__Extracted material__

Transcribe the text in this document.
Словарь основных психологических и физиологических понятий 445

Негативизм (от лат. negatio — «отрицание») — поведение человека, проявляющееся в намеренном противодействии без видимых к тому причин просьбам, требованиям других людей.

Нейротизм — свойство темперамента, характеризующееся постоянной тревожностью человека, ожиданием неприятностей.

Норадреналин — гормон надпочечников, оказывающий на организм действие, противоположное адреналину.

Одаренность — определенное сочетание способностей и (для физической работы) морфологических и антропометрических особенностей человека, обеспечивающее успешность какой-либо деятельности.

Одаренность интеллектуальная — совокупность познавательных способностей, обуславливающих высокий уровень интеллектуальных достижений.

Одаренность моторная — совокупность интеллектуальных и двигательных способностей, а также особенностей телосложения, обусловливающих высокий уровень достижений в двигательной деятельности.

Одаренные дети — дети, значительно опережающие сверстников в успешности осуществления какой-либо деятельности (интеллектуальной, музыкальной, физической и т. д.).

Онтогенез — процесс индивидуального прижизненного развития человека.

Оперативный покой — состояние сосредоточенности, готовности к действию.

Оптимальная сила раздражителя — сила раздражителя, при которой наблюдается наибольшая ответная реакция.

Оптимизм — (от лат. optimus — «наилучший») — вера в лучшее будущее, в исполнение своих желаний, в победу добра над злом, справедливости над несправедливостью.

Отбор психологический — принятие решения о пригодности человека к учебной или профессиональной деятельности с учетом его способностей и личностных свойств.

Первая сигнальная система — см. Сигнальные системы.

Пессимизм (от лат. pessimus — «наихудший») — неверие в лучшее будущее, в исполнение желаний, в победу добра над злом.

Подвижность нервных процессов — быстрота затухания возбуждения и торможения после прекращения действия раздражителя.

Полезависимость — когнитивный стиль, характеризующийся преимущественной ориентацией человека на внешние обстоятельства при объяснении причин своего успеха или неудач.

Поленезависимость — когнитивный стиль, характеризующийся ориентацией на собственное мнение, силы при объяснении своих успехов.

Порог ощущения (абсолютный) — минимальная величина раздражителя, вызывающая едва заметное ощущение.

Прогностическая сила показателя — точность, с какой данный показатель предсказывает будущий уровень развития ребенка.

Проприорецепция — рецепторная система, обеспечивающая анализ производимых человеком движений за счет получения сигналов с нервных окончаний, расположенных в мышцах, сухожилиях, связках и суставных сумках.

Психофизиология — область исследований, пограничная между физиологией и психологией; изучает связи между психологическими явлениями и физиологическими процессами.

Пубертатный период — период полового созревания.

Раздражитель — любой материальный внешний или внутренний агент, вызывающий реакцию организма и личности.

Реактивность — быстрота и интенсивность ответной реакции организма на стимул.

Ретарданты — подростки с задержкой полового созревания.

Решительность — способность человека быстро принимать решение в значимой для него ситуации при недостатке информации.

__Exercise description__
Repeat the material above exactly.

__Output below__
Transcribe the text in this document.
Словарь основных психологических и физиологических понятий 445

Негативизм (от лат. negatio — «отрицание») — поведение человека, проявляющееся в намеренном противодействии без видимых к тому причин просьбам, требованиям других людей.

Нейротизм — свойство темперамента, характеризующееся постоянной тревожностью человека, ожиданием неприятностей.

Норадреналин — гормон надпочечников, оказывающий на организм действие, противоположное адреналину.

Одаренность — определенное сочетание способностей и (для физической работы) морфологических и антропометрических особенностей человека, обеспечивающее успешность какой-либо деятельности.

Одаренность интеллектуальная — совокупность познавательных способностей, обуславливающих высокий уровень интеллектуальных достижений.

Одаренность моторная — совокупность интеллектуальных и двигательных способностей, а также особенностей телосложения, обусловливающих высокий уровень достижений в двигательной деятельности.

Одаренные дети — дети, значительно опережающие сверстников в успешности осуществления какой-либо деятельности (интеллектуальной, музыкальной, физической и т. д.).

Онтогенез — процесс индивидуального прижизненного развития человека.

Оперативный покой — состояние сосредоточенности, готовности к действию.

Оптимальная сила раздражителя — сила раздражителя, при которой наблюдается наибольшая ответная реакция.

Оптимизм — (от лат. optimus — «наилучший») — вера в лучшее будущее, в исполнение своих желаний, в победу добра над злом, справедливости над несправедливостью.

Отбор психологический — принятие решения о пригодности человека к учебной или профессиональной деятельности с учетом его способностей и личностных свойств.

Первая сигнальная система — см. Сигнальные системы.

Пессимизм (от лат. pessimus — «наихудший») — неверие в лучшее будущее, в исполнение желаний, в победу добра над злом.

Подвижность нервных процессов — быстрота затухания возбуждения и торможения после прекращения действия раздражителя.

Полезависимость — когнитивный стиль, характеризующийся преимущественной ориентацией человека на внешние обстоятельства при объяснении причин своего успеха или неудач.

Поленезависимость — когнитивный стиль, характеризующийся ориентацией на собственное мнение, силы при объяснении своих успехов.

Порог ощущения (абсолютный) — минимальная величина раздражителя, вызывающая едва заметное ощущение.

Прогностическая сила показателя — точность, с какой данный показатель предсказывает будущий уровень развития ребенка.

Проприорецепция — рецепторная система, обеспечивающая анализ производимых человеком движений за счет получения сигналов с нервных окончаний, расположенных в мышцах, сухожилиях, связках и суставных сумках.

Психофизиология — область исследований, пограничная между физиологией и психологией; изучает связи между психологическими явлениями и физиологическими процессами.

Пубертатный период — период полового созревания.

Раздражитель — любой материальный внешний или внутренний агент, вызывающий реакцию организма и личности.

Реактивность — быстрота и интенсивность ответной реакции организма на стимул.

Ретарданты — подростки с задержкой полового созревания.

Решительность — способность человека быстро принимать решение в значимой для него ситуации при недостатке информации.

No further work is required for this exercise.